==== Material for this task ====
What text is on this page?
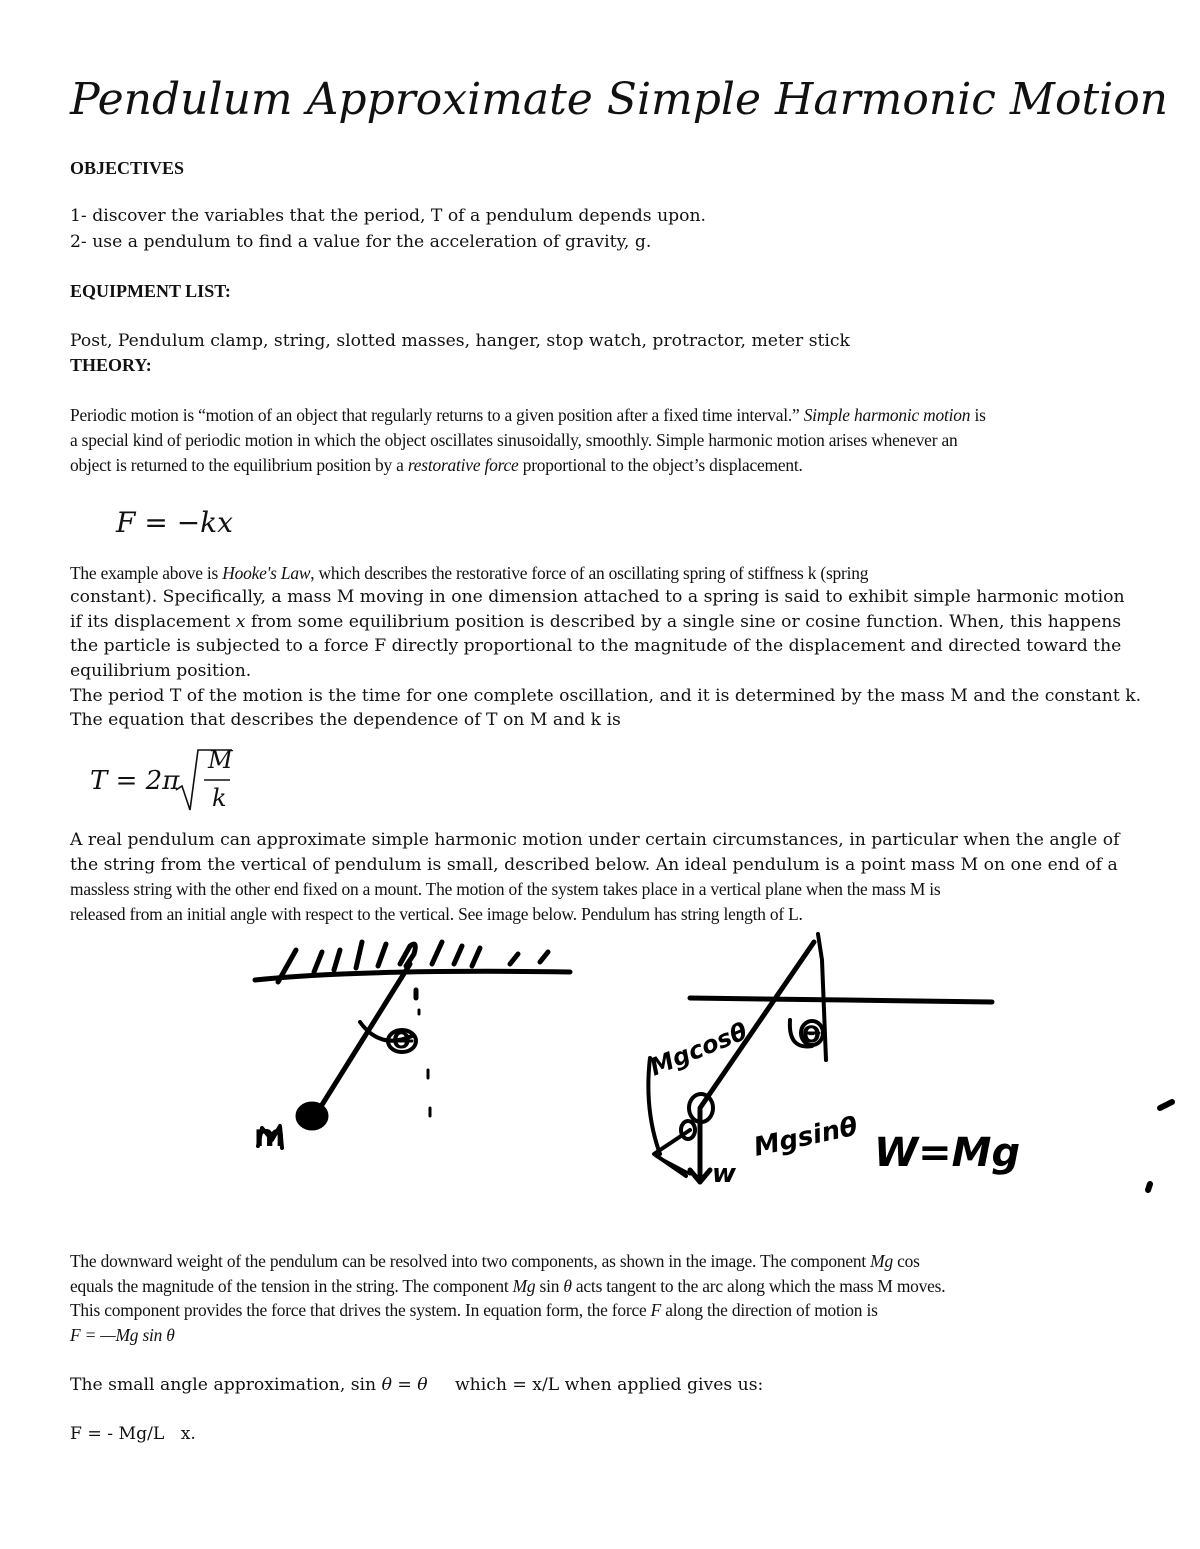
Pendulum Approximate Simple Harmonic Motion
OBJECTIVES
1- discover the variables that the period, T of a pendulum depends upon.
2- use a pendulum to find a value for the acceleration of gravity, g.
EQUIPMENT LIST:
Post, Pendulum clamp, string, slotted masses, hanger, stop watch, protractor, meter stick
THEORY:
Periodic motion is “motion of an object that regularly returns to a given position after a fixed time interval.” Simple harmonic motion is
a special kind of periodic motion in which the object oscillates sinusoidally, smoothly. Simple harmonic motion arises whenever an
object is returned to the equilibrium position by a restorative force proportional to the object’s displacement.
F = −kx
The example above is Hooke's Law, which describes the restorative force of an oscillating spring of stiffness k (spring
constant). Specifically, a mass M moving in one dimension attached to a spring is said to exhibit simple harmonic motion
if its displacement x from some equilibrium position is described by a single sine or cosine function. When, this happens
the particle is subjected to a force F directly proportional to the magnitude of the displacement and directed toward the
equilibrium position.
The period T of the motion is the time for one complete oscillation, and it is determined by the mass M and the constant k.
The equation that describes the dependence of T on M and k is
T = 2π
M
k
A real pendulum can approximate simple harmonic motion under certain circumstances, in particular when the angle of
the string from the vertical of pendulum is small, described below. An ideal pendulum is a point mass M on one end of a
massless string with the other end fixed on a mount. The motion of the system takes place in a vertical plane when the mass M is
released from an initial angle with respect to the vertical. See image below. Pendulum has string length of L.
Θ
m
Θ
Mgcosθ
Mgsinθ
w	W=Mg
The downward weight of the pendulum can be resolved into two components, as shown in the image. The component Mg cos
equals the magnitude of the tension in the string. The component Mg sin θ acts tangent to the arc along which the mass M moves.
This component provides the force that drives the system. In equation form, the force F along the direction of motion is
F = —Mg sin θ
The small angle approximation, sin θ = θ     which = x/L when applied gives us:
F = - Mg/L   x.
====
Written instruction
Identify each line in the records above that contains the word "displacement", and copy it out in full.

Written answer
object is returned to the equilibrium position by a restorative force proportional to the object’s displacement.
if its displacement x from some equilibrium position is described by a single sine or cosine function. When, this happens
the particle is subjected to a force F directly proportional to the magnitude of the displacement and directed toward the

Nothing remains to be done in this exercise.